Records from a collection of figures:
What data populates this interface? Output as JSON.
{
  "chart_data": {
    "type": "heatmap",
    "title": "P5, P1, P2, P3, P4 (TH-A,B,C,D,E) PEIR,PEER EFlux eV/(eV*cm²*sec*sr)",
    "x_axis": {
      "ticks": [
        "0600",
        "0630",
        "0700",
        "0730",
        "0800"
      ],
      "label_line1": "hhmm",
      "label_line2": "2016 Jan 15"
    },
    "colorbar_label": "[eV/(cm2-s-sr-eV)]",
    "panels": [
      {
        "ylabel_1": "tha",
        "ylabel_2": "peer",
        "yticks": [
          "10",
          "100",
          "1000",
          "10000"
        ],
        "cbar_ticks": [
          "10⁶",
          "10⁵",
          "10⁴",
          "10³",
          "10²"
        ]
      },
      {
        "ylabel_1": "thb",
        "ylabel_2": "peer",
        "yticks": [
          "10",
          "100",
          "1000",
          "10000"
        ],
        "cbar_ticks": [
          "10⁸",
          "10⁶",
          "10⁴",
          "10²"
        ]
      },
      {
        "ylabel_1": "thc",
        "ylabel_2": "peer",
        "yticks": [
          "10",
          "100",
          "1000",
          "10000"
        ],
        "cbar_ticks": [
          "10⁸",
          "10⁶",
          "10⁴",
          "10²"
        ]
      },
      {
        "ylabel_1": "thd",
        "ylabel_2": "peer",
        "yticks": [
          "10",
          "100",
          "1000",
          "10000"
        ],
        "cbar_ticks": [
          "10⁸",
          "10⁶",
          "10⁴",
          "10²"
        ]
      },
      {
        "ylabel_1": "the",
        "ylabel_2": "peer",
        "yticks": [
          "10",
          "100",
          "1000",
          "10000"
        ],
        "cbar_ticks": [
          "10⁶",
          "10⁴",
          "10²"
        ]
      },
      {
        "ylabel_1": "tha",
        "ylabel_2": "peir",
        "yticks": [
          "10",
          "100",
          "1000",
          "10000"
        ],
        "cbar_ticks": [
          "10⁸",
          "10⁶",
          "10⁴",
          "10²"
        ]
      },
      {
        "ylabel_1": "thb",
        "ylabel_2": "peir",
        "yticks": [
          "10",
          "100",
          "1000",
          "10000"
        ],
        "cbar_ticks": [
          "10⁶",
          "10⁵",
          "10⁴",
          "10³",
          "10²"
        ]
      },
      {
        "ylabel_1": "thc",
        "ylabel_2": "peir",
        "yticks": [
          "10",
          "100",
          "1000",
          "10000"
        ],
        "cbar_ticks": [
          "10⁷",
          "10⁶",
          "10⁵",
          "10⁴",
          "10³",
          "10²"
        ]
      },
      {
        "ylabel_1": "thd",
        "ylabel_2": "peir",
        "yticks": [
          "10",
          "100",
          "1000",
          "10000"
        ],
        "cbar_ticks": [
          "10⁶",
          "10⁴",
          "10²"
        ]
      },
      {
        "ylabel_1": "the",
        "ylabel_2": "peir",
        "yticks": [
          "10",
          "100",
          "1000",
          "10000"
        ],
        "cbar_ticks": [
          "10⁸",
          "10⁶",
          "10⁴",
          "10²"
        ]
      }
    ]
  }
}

**What is being asked:** Retype all the material above precisely, with no line left out.

**Response for this exercise:**
What data populates this interface? Output as JSON.
{
  "chart_data": {
    "type": "heatmap",
    "title": "P5, P1, P2, P3, P4 (TH-A,B,C,D,E) PEIR,PEER EFlux eV/(eV*cm²*sec*sr)",
    "x_axis": {
      "ticks": [
        "0600",
        "0630",
        "0700",
        "0730",
        "0800"
      ],
      "label_line1": "hhmm",
      "label_line2": "2016 Jan 15"
    },
    "colorbar_label": "[eV/(cm2-s-sr-eV)]",
    "panels": [
      {
        "ylabel_1": "tha",
        "ylabel_2": "peer",
        "yticks": [
          "10",
          "100",
          "1000",
          "10000"
        ],
        "cbar_ticks": [
          "10⁶",
          "10⁵",
          "10⁴",
          "10³",
          "10²"
        ]
      },
      {
        "ylabel_1": "thb",
        "ylabel_2": "peer",
        "yticks": [
          "10",
          "100",
          "1000",
          "10000"
        ],
        "cbar_ticks": [
          "10⁸",
          "10⁶",
          "10⁴",
          "10²"
        ]
      },
      {
        "ylabel_1": "thc",
        "ylabel_2": "peer",
        "yticks": [
          "10",
          "100",
          "1000",
          "10000"
        ],
        "cbar_ticks": [
          "10⁸",
          "10⁶",
          "10⁴",
          "10²"
        ]
      },
      {
        "ylabel_1": "thd",
        "ylabel_2": "peer",
        "yticks": [
          "10",
          "100",
          "1000",
          "10000"
        ],
        "cbar_ticks": [
          "10⁸",
          "10⁶",
          "10⁴",
          "10²"
        ]
      },
      {
        "ylabel_1": "the",
        "ylabel_2": "peer",
        "yticks": [
          "10",
          "100",
          "1000",
          "10000"
        ],
        "cbar_ticks": [
          "10⁶",
          "10⁴",
          "10²"
        ]
      },
      {
        "ylabel_1": "tha",
        "ylabel_2": "peir",
        "yticks": [
          "10",
          "100",
          "1000",
          "10000"
        ],
        "cbar_ticks": [
          "10⁸",
          "10⁶",
          "10⁴",
          "10²"
        ]
      },
      {
        "ylabel_1": "thb",
        "ylabel_2": "peir",
        "yticks": [
          "10",
          "100",
          "1000",
          "10000"
        ],
        "cbar_ticks": [
          "10⁶",
          "10⁵",
          "10⁴",
          "10³",
          "10²"
        ]
      },
      {
        "ylabel_1": "thc",
        "ylabel_2": "peir",
        "yticks": [
          "10",
          "100",
          "1000",
          "10000"
        ],
        "cbar_ticks": [
          "10⁷",
          "10⁶",
          "10⁵",
          "10⁴",
          "10³",
          "10²"
        ]
      },
      {
        "ylabel_1": "thd",
        "ylabel_2": "peir",
        "yticks": [
          "10",
          "100",
          "1000",
          "10000"
        ],
        "cbar_ticks": [
          "10⁶",
          "10⁴",
          "10²"
        ]
      },
      {
        "ylabel_1": "the",
        "ylabel_2": "peir",
        "yticks": [
          "10",
          "100",
          "1000",
          "10000"
        ],
        "cbar_ticks": [
          "10⁸",
          "10⁶",
          "10⁴",
          "10²"
        ]
      }
    ]
  }
}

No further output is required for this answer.